Copy the lines below as they are; omit the images they contain.

Data entries for graphics:
begin
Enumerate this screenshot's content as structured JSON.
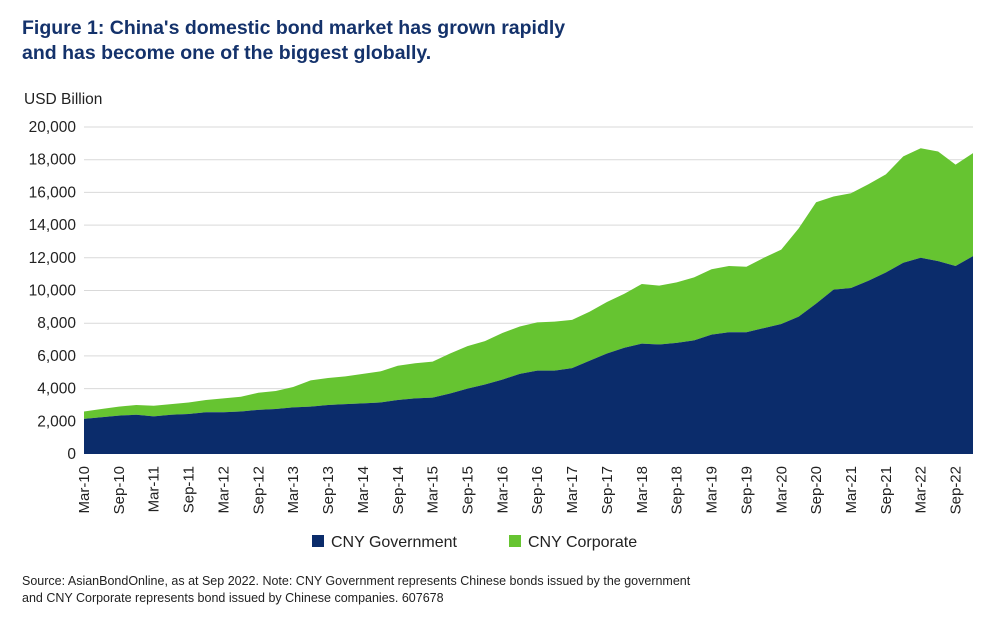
{
  "title_line1": "Figure 1: China's domestic bond market has grown rapidly",
  "title_line2": "and has become one of the biggest globally.",
  "source_line1": "Source: AsianBondOnline, as at Sep 2022. Note: CNY Government represents Chinese bonds issued by the government",
  "source_line2": "and CNY Corporate represents bond issued by Chinese companies. 607678",
  "colors": {
    "government": "#0b2c6b",
    "corporate": "#66c431",
    "title": "#14326b",
    "grid": "#d9d9d9",
    "text": "#222222"
  },
  "chart_data": {
    "type": "area",
    "stacked": true,
    "ylabel": "USD Billion",
    "ylim": [
      0,
      20000
    ],
    "yticks": [
      0,
      2000,
      4000,
      6000,
      8000,
      10000,
      12000,
      14000,
      16000,
      18000,
      20000
    ],
    "ytick_labels": [
      "0",
      "2,000",
      "4,000",
      "6,000",
      "8,000",
      "10,000",
      "12,000",
      "14,000",
      "16,000",
      "18,000",
      "20,000"
    ],
    "xtick_labels": [
      "Mar-10",
      "Sep-10",
      "Mar-11",
      "Sep-11",
      "Mar-12",
      "Sep-12",
      "Mar-13",
      "Sep-13",
      "Mar-14",
      "Sep-14",
      "Mar-15",
      "Sep-15",
      "Mar-16",
      "Sep-16",
      "Mar-17",
      "Sep-17",
      "Mar-18",
      "Sep-18",
      "Mar-19",
      "Sep-19",
      "Mar-20",
      "Sep-20",
      "Mar-21",
      "Sep-21",
      "Mar-22",
      "Sep-22"
    ],
    "x": [
      "Mar-10",
      "Jun-10",
      "Sep-10",
      "Dec-10",
      "Mar-11",
      "Jun-11",
      "Sep-11",
      "Dec-11",
      "Mar-12",
      "Jun-12",
      "Sep-12",
      "Dec-12",
      "Mar-13",
      "Jun-13",
      "Sep-13",
      "Dec-13",
      "Mar-14",
      "Jun-14",
      "Sep-14",
      "Dec-14",
      "Mar-15",
      "Jun-15",
      "Sep-15",
      "Dec-15",
      "Mar-16",
      "Jun-16",
      "Sep-16",
      "Dec-16",
      "Mar-17",
      "Jun-17",
      "Sep-17",
      "Dec-17",
      "Mar-18",
      "Jun-18",
      "Sep-18",
      "Dec-18",
      "Mar-19",
      "Jun-19",
      "Sep-19",
      "Dec-19",
      "Mar-20",
      "Jun-20",
      "Sep-20",
      "Dec-20",
      "Mar-21",
      "Jun-21",
      "Sep-21",
      "Dec-21",
      "Mar-22",
      "Jun-22",
      "Sep-22",
      "Dec-22"
    ],
    "series": [
      {
        "name": "CNY Government",
        "color": "#0b2c6b",
        "values": [
          2150,
          2250,
          2350,
          2400,
          2300,
          2400,
          2450,
          2550,
          2550,
          2600,
          2700,
          2750,
          2850,
          2900,
          3000,
          3050,
          3100,
          3150,
          3300,
          3400,
          3450,
          3700,
          4000,
          4250,
          4550,
          4900,
          5100,
          5100,
          5250,
          5700,
          6150,
          6500,
          6750,
          6700,
          6800,
          6950,
          7300,
          7450,
          7450,
          7700,
          7950,
          8400,
          9200,
          10050,
          10150,
          10600,
          11100,
          11700,
          12000,
          11800,
          11500,
          12100
        ]
      },
      {
        "name": "CNY Corporate",
        "color": "#66c431",
        "values": [
          450,
          500,
          550,
          600,
          650,
          650,
          700,
          750,
          850,
          900,
          1050,
          1100,
          1250,
          1600,
          1650,
          1700,
          1800,
          1900,
          2100,
          2150,
          2200,
          2450,
          2600,
          2650,
          2850,
          2900,
          2950,
          3000,
          2950,
          3000,
          3150,
          3300,
          3650,
          3600,
          3700,
          3850,
          4000,
          4050,
          4000,
          4300,
          4550,
          5400,
          6200,
          5700,
          5800,
          5900,
          6000,
          6500,
          6700,
          6700,
          6200,
          6300
        ]
      }
    ],
    "legend_position": "bottom-center",
    "grid": "horizontal"
  }
}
end
**Response to this exercise**
Enumerate this screenshot's content as structured JSON.
{
  "title_line1": "Figure 1: China's domestic bond market has grown rapidly",
  "title_line2": "and has become one of the biggest globally.",
  "source_line1": "Source: AsianBondOnline, as at Sep 2022. Note: CNY Government represents Chinese bonds issued by the government",
  "source_line2": "and CNY Corporate represents bond issued by Chinese companies. 607678",
  "colors": {
    "government": "#0b2c6b",
    "corporate": "#66c431",
    "title": "#14326b",
    "grid": "#d9d9d9",
    "text": "#222222"
  },
  "chart_data": {
    "type": "area",
    "stacked": true,
    "ylabel": "USD Billion",
    "ylim": [
      0,
      20000
    ],
    "yticks": [
      0,
      2000,
      4000,
      6000,
      8000,
      10000,
      12000,
      14000,
      16000,
      18000,
      20000
    ],
    "ytick_labels": [
      "0",
      "2,000",
      "4,000",
      "6,000",
      "8,000",
      "10,000",
      "12,000",
      "14,000",
      "16,000",
      "18,000",
      "20,000"
    ],
    "xtick_labels": [
      "Mar-10",
      "Sep-10",
      "Mar-11",
      "Sep-11",
      "Mar-12",
      "Sep-12",
      "Mar-13",
      "Sep-13",
      "Mar-14",
      "Sep-14",
      "Mar-15",
      "Sep-15",
      "Mar-16",
      "Sep-16",
      "Mar-17",
      "Sep-17",
      "Mar-18",
      "Sep-18",
      "Mar-19",
      "Sep-19",
      "Mar-20",
      "Sep-20",
      "Mar-21",
      "Sep-21",
      "Mar-22",
      "Sep-22"
    ],
    "x": [
      "Mar-10",
      "Jun-10",
      "Sep-10",
      "Dec-10",
      "Mar-11",
      "Jun-11",
      "Sep-11",
      "Dec-11",
      "Mar-12",
      "Jun-12",
      "Sep-12",
      "Dec-12",
      "Mar-13",
      "Jun-13",
      "Sep-13",
      "Dec-13",
      "Mar-14",
      "Jun-14",
      "Sep-14",
      "Dec-14",
      "Mar-15",
      "Jun-15",
      "Sep-15",
      "Dec-15",
      "Mar-16",
      "Jun-16",
      "Sep-16",
      "Dec-16",
      "Mar-17",
      "Jun-17",
      "Sep-17",
      "Dec-17",
      "Mar-18",
      "Jun-18",
      "Sep-18",
      "Dec-18",
      "Mar-19",
      "Jun-19",
      "Sep-19",
      "Dec-19",
      "Mar-20",
      "Jun-20",
      "Sep-20",
      "Dec-20",
      "Mar-21",
      "Jun-21",
      "Sep-21",
      "Dec-21",
      "Mar-22",
      "Jun-22",
      "Sep-22",
      "Dec-22"
    ],
    "series": [
      {
        "name": "CNY Government",
        "color": "#0b2c6b",
        "values": [
          2150,
          2250,
          2350,
          2400,
          2300,
          2400,
          2450,
          2550,
          2550,
          2600,
          2700,
          2750,
          2850,
          2900,
          3000,
          3050,
          3100,
          3150,
          3300,
          3400,
          3450,
          3700,
          4000,
          4250,
          4550,
          4900,
          5100,
          5100,
          5250,
          5700,
          6150,
          6500,
          6750,
          6700,
          6800,
          6950,
          7300,
          7450,
          7450,
          7700,
          7950,
          8400,
          9200,
          10050,
          10150,
          10600,
          11100,
          11700,
          12000,
          11800,
          11500,
          12100
        ]
      },
      {
        "name": "CNY Corporate",
        "color": "#66c431",
        "values": [
          450,
          500,
          550,
          600,
          650,
          650,
          700,
          750,
          850,
          900,
          1050,
          1100,
          1250,
          1600,
          1650,
          1700,
          1800,
          1900,
          2100,
          2150,
          2200,
          2450,
          2600,
          2650,
          2850,
          2900,
          2950,
          3000,
          2950,
          3000,
          3150,
          3300,
          3650,
          3600,
          3700,
          3850,
          4000,
          4050,
          4000,
          4300,
          4550,
          5400,
          6200,
          5700,
          5800,
          5900,
          6000,
          6500,
          6700,
          6700,
          6200,
          6300
        ]
      }
    ],
    "legend_position": "bottom-center",
    "grid": "horizontal"
  }
}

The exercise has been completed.